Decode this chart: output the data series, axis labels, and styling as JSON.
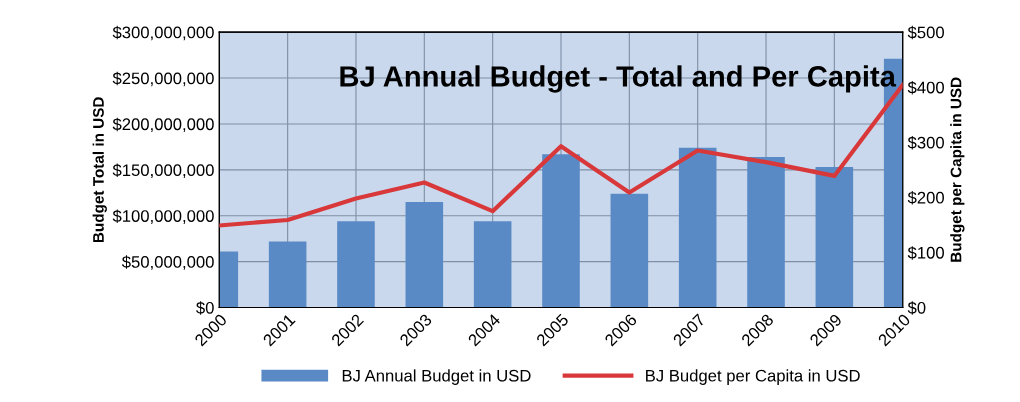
{
  "chart_data": {
    "type": "bar",
    "title": "BJ Annual Budget - Total and Per Capita",
    "ylabel": "Budget Total in USD",
    "y2label": "Budget per Capita in USD",
    "categories": [
      "2000",
      "2001",
      "2002",
      "2003",
      "2004",
      "2005",
      "2006",
      "2007",
      "2008",
      "2009",
      "2010"
    ],
    "series": [
      {
        "name": "BJ Annual Budget in USD",
        "color": "#5a8ac6",
        "values": [
          61000000,
          72000000,
          94000000,
          115000000,
          94000000,
          167000000,
          124000000,
          174000000,
          164000000,
          153000000,
          271000000
        ]
      },
      {
        "name": "BJ Budget per Capita in USD",
        "type": "line",
        "axis": "y2",
        "color": "#d9383a",
        "values": [
          149,
          159,
          198,
          227,
          175,
          293,
          209,
          285,
          264,
          239,
          404
        ]
      }
    ],
    "ylim": [
      0,
      300000000
    ],
    "yticks": [
      {
        "value": 0,
        "label": "$0"
      },
      {
        "value": 50000000,
        "label": "$50,000,000"
      },
      {
        "value": 100000000,
        "label": "$100,000,000"
      },
      {
        "value": 150000000,
        "label": "$150,000,000"
      },
      {
        "value": 200000000,
        "label": "$200,000,000"
      },
      {
        "value": 250000000,
        "label": "$250,000,000"
      },
      {
        "value": 300000000,
        "label": "$300,000,000"
      }
    ],
    "y2lim": [
      0,
      500
    ],
    "y2ticks": [
      {
        "value": 0,
        "label": "$0"
      },
      {
        "value": 100,
        "label": "$100"
      },
      {
        "value": 200,
        "label": "$200"
      },
      {
        "value": 300,
        "label": "$300"
      },
      {
        "value": 400,
        "label": "$400"
      },
      {
        "value": 500,
        "label": "$500"
      }
    ],
    "grid": true,
    "legend": "bottom"
  }
}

.....

- Set exercise -
Set the entries down again exactly. Do not include the images.

- Full answer -
Decode this chart: output the data series, axis labels, and styling as JSON.
{
  "chart_data": {
    "type": "bar",
    "title": "BJ Annual Budget - Total and Per Capita",
    "ylabel": "Budget Total in USD",
    "y2label": "Budget per Capita in USD",
    "categories": [
      "2000",
      "2001",
      "2002",
      "2003",
      "2004",
      "2005",
      "2006",
      "2007",
      "2008",
      "2009",
      "2010"
    ],
    "series": [
      {
        "name": "BJ Annual Budget in USD",
        "color": "#5a8ac6",
        "values": [
          61000000,
          72000000,
          94000000,
          115000000,
          94000000,
          167000000,
          124000000,
          174000000,
          164000000,
          153000000,
          271000000
        ]
      },
      {
        "name": "BJ Budget per Capita in USD",
        "type": "line",
        "axis": "y2",
        "color": "#d9383a",
        "values": [
          149,
          159,
          198,
          227,
          175,
          293,
          209,
          285,
          264,
          239,
          404
        ]
      }
    ],
    "ylim": [
      0,
      300000000
    ],
    "yticks": [
      {
        "value": 0,
        "label": "$0"
      },
      {
        "value": 50000000,
        "label": "$50,000,000"
      },
      {
        "value": 100000000,
        "label": "$100,000,000"
      },
      {
        "value": 150000000,
        "label": "$150,000,000"
      },
      {
        "value": 200000000,
        "label": "$200,000,000"
      },
      {
        "value": 250000000,
        "label": "$250,000,000"
      },
      {
        "value": 300000000,
        "label": "$300,000,000"
      }
    ],
    "y2lim": [
      0,
      500
    ],
    "y2ticks": [
      {
        "value": 0,
        "label": "$0"
      },
      {
        "value": 100,
        "label": "$100"
      },
      {
        "value": 200,
        "label": "$200"
      },
      {
        "value": 300,
        "label": "$300"
      },
      {
        "value": 400,
        "label": "$400"
      },
      {
        "value": 500,
        "label": "$500"
      }
    ],
    "grid": true,
    "legend": "bottom"
  }
}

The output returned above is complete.